Data provided:
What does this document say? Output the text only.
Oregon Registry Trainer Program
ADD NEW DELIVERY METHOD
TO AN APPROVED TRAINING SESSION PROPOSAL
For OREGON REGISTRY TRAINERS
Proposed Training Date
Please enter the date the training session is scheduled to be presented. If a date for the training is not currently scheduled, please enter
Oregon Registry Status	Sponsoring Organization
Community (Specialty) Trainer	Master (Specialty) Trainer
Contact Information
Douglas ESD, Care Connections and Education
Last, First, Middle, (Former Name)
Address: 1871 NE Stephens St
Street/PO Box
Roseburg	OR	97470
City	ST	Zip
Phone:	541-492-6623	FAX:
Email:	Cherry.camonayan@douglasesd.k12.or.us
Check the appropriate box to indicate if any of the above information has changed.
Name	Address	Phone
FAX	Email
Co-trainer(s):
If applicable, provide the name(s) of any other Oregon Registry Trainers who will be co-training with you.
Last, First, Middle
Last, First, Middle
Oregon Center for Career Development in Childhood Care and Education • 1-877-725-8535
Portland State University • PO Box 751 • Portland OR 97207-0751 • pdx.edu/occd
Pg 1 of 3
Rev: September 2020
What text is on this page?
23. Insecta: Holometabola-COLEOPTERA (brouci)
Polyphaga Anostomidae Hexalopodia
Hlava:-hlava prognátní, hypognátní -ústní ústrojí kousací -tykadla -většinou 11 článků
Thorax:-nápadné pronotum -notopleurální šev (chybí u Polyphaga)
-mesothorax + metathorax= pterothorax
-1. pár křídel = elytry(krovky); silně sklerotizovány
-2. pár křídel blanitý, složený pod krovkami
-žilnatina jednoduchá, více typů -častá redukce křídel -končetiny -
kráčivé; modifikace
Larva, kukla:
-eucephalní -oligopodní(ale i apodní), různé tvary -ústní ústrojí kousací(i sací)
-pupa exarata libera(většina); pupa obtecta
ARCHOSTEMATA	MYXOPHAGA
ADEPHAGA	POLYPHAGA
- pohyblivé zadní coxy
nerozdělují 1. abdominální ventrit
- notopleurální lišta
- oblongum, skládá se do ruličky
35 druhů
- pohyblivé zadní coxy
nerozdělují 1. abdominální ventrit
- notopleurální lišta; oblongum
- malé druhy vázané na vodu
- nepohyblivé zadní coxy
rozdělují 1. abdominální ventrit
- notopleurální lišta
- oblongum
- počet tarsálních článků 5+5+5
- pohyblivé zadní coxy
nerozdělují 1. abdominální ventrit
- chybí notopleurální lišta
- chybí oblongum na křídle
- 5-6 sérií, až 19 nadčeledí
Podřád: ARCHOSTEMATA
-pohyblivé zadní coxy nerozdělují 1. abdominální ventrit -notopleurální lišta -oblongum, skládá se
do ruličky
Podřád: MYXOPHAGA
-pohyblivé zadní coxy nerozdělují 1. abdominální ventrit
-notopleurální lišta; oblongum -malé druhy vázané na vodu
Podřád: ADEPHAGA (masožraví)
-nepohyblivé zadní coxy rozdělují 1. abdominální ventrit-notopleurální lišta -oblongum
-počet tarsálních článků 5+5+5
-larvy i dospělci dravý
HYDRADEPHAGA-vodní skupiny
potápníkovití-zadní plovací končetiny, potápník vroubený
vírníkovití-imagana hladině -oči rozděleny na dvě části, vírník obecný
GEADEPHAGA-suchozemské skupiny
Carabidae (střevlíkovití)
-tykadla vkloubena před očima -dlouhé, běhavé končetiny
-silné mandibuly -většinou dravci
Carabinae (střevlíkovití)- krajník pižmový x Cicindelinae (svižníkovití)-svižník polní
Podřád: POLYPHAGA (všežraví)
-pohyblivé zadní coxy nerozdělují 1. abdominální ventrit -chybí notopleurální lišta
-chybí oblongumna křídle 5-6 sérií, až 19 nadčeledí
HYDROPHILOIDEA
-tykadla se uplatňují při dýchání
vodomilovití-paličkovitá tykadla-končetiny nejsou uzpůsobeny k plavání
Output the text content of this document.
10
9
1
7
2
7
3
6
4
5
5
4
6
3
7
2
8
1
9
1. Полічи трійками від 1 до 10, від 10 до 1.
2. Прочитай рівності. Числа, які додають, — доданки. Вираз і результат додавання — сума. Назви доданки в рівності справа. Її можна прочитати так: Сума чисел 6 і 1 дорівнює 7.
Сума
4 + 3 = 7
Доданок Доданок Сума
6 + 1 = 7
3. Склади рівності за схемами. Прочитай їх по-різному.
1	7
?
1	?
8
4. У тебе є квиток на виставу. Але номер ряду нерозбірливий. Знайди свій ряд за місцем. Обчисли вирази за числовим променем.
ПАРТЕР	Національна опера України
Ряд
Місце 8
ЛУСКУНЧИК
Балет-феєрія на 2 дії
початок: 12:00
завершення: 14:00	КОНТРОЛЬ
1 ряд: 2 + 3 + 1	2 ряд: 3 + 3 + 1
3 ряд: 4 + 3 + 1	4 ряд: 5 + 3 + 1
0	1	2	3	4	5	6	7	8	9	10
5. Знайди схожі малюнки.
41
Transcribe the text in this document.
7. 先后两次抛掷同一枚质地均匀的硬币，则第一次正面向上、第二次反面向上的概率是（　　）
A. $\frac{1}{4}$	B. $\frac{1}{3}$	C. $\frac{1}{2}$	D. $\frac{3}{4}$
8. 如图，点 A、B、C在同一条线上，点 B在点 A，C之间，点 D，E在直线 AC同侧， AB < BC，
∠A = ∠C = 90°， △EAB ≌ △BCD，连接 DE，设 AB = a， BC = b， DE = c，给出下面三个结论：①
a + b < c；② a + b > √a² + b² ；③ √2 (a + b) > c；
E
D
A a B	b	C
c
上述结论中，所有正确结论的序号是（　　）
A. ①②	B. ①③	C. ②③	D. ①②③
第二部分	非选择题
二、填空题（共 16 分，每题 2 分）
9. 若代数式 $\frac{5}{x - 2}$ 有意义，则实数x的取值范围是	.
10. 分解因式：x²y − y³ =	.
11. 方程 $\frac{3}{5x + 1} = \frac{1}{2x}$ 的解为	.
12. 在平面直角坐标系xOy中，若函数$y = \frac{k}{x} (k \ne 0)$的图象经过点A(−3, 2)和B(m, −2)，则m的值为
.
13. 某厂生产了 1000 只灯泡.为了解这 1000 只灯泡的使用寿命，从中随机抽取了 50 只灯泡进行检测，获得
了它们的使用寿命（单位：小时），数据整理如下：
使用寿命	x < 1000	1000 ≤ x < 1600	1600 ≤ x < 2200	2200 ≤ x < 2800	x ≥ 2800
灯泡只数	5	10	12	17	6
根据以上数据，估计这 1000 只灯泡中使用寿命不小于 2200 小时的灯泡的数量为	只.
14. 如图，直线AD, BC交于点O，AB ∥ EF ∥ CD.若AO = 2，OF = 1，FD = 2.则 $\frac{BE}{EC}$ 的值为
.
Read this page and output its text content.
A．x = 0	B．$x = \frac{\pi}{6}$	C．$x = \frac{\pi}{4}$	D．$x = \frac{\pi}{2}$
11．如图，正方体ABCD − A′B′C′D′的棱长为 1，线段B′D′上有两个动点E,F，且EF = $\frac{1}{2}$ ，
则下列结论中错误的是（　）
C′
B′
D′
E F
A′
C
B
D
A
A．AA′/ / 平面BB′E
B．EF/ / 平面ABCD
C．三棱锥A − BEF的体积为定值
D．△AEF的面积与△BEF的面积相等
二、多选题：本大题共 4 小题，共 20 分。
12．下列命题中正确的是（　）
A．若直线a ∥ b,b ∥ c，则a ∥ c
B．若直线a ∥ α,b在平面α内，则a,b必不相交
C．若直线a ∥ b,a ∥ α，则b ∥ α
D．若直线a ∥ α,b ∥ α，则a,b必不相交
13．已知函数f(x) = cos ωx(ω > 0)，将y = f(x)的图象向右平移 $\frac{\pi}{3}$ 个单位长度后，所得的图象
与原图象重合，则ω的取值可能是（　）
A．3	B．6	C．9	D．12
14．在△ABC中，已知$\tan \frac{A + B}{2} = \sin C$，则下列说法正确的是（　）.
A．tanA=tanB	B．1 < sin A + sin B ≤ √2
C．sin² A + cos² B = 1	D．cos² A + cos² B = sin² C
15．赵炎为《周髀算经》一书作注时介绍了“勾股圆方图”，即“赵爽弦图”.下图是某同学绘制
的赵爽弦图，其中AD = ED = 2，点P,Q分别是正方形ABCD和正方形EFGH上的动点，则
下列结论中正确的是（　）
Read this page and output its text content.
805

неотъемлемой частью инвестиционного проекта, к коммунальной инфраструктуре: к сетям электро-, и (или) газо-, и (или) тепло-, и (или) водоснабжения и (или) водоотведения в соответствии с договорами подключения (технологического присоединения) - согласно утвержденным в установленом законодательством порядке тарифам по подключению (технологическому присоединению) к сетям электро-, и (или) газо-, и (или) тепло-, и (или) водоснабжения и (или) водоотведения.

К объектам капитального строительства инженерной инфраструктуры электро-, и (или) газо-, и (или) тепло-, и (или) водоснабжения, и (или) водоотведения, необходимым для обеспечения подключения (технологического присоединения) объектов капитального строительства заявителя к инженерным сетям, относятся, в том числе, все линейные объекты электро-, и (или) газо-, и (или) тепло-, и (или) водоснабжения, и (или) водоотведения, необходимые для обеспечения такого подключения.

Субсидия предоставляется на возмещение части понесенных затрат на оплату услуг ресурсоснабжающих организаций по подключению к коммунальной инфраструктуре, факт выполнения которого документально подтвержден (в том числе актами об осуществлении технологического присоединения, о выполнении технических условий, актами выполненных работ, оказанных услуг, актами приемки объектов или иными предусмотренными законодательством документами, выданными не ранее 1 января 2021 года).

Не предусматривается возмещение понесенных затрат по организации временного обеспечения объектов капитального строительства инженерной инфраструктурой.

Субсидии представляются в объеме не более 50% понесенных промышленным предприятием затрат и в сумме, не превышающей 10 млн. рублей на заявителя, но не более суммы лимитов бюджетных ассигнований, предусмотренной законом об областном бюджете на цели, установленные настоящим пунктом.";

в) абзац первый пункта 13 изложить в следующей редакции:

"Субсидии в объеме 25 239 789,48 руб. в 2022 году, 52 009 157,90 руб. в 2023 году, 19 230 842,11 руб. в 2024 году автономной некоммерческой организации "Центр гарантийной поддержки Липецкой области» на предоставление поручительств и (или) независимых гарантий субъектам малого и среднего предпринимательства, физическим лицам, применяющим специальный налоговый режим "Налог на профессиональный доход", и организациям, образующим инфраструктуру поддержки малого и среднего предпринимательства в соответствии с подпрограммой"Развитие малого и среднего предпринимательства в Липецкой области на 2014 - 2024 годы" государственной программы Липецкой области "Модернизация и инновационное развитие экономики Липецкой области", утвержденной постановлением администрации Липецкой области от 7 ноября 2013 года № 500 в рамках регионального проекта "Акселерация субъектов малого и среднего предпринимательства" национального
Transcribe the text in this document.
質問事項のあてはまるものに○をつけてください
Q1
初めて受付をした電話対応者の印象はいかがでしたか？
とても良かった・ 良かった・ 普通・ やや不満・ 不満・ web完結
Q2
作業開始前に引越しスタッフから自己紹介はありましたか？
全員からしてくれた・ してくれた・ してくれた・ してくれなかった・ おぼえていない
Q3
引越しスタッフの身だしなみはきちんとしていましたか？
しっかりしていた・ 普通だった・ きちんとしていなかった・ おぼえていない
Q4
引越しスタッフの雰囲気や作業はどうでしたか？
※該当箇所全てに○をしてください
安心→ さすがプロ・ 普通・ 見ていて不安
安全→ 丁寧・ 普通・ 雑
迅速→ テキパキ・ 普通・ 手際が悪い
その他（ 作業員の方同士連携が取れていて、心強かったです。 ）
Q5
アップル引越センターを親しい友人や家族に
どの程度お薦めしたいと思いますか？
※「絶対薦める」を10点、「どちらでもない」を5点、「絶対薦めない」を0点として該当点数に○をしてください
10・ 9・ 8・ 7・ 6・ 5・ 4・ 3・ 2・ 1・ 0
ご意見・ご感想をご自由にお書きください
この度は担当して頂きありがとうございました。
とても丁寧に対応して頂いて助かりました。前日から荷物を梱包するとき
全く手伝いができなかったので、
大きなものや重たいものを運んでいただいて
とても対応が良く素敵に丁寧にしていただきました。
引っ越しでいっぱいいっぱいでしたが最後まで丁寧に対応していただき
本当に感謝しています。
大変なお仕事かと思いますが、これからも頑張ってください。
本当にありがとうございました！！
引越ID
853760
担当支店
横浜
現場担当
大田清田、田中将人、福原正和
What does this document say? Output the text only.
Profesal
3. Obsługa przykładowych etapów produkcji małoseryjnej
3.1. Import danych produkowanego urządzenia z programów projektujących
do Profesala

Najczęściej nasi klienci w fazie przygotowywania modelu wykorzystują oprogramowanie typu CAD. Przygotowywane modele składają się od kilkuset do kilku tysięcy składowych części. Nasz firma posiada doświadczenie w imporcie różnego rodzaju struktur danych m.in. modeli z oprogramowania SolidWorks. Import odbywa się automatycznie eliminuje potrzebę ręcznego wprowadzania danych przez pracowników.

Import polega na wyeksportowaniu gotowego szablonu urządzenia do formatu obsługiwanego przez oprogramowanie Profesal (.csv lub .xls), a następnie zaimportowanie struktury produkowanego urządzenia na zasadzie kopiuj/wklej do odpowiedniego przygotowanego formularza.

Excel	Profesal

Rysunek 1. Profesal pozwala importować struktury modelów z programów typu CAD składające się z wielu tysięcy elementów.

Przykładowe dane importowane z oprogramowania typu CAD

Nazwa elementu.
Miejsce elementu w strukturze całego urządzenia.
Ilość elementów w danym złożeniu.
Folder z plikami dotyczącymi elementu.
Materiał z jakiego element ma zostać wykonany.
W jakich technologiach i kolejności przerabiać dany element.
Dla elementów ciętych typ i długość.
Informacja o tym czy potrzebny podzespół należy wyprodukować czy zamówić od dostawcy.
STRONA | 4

Task requirements: Point out every line holding the string "vázané" and copy it.

Correct answer:
- malé druhy vázané na vodu
-notopleurální lišta; oblongum -malé druhy vázané na vodu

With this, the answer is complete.